GIVEN REQUEST:
Find the lines holding the string "поселение" in the data, then copy all of them.

• • •

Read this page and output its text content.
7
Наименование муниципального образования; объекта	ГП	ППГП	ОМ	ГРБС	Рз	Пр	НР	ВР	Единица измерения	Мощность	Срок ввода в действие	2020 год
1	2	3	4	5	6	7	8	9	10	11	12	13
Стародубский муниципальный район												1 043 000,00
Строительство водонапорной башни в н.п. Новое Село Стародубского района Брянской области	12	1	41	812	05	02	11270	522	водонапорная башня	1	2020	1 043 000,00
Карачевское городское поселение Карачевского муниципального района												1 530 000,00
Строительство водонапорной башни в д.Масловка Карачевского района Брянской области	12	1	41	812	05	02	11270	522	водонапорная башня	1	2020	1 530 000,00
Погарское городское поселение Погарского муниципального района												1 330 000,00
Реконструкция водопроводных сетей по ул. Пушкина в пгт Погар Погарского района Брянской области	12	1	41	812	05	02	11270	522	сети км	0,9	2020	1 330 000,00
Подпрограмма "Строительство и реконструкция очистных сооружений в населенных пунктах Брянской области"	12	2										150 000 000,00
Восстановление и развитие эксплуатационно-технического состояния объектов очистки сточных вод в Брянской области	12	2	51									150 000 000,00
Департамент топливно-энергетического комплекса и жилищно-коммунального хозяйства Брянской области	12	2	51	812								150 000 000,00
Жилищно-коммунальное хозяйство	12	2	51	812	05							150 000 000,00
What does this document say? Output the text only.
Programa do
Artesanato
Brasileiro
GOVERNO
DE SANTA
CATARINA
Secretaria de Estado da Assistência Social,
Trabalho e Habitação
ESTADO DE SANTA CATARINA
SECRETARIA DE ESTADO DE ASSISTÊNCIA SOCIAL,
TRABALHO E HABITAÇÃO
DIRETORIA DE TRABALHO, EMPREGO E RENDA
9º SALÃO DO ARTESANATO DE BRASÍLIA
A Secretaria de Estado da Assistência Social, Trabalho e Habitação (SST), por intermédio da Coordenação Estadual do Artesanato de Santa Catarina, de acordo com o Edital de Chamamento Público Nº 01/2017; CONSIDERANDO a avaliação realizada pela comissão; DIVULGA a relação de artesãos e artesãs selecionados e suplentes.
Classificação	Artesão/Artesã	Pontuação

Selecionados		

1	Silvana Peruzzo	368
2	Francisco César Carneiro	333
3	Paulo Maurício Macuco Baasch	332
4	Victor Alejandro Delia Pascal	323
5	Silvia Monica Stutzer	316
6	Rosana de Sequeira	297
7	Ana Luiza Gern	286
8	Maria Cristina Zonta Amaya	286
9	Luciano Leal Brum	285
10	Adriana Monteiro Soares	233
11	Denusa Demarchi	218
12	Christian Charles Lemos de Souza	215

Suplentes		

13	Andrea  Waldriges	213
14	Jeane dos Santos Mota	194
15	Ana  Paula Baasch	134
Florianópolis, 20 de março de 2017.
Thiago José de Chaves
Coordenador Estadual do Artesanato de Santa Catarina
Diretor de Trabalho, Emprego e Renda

• • •

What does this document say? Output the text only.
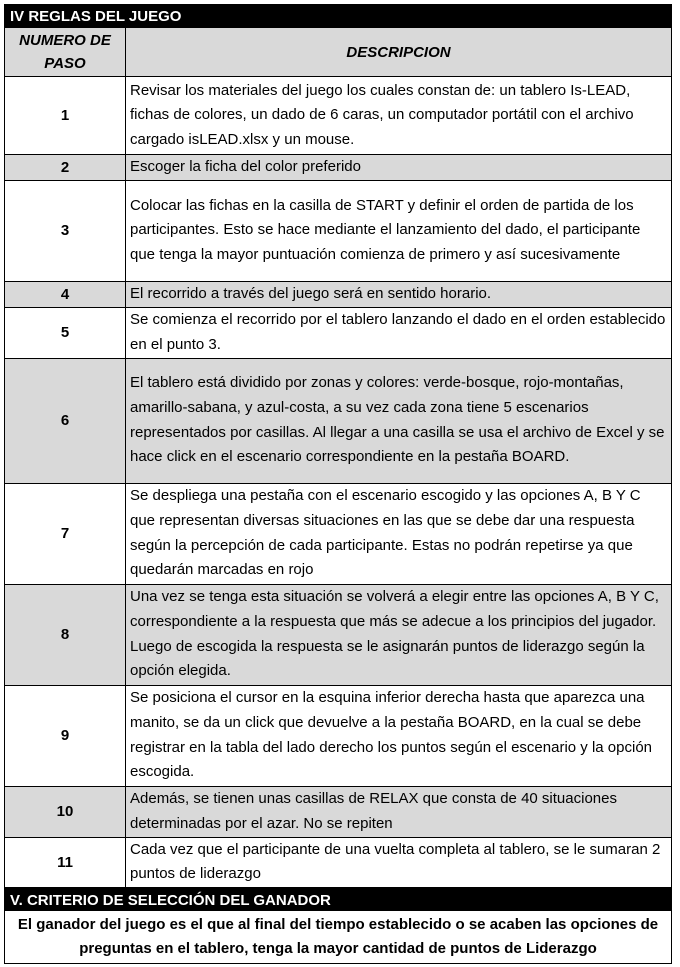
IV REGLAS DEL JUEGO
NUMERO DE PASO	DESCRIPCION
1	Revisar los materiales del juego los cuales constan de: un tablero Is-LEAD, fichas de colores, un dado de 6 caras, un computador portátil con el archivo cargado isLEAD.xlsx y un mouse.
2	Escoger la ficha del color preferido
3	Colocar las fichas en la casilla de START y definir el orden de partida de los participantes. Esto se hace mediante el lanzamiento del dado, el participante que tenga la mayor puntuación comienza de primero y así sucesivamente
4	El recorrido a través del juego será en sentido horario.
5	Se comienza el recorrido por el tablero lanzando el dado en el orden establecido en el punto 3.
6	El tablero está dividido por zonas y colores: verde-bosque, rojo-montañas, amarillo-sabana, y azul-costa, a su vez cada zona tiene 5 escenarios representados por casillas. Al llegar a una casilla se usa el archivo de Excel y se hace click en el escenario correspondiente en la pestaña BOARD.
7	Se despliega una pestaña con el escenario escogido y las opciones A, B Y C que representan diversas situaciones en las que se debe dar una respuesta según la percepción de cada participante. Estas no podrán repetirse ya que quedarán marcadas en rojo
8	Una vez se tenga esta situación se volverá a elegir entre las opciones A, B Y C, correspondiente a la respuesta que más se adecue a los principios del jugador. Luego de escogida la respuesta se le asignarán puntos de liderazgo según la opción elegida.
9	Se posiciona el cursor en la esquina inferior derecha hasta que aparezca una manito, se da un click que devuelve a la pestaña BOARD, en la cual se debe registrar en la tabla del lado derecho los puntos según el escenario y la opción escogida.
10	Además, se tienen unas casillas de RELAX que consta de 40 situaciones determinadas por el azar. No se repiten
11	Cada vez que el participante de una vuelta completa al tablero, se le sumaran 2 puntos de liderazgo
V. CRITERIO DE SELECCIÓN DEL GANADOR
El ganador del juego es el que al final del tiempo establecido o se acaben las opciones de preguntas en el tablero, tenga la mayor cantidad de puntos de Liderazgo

• • •

THE SOLUTION:
Карачевское городское поселение Карачевского муниципального района												1 530 000,00
Погарское городское поселение Погарского муниципального района												1 330 000,00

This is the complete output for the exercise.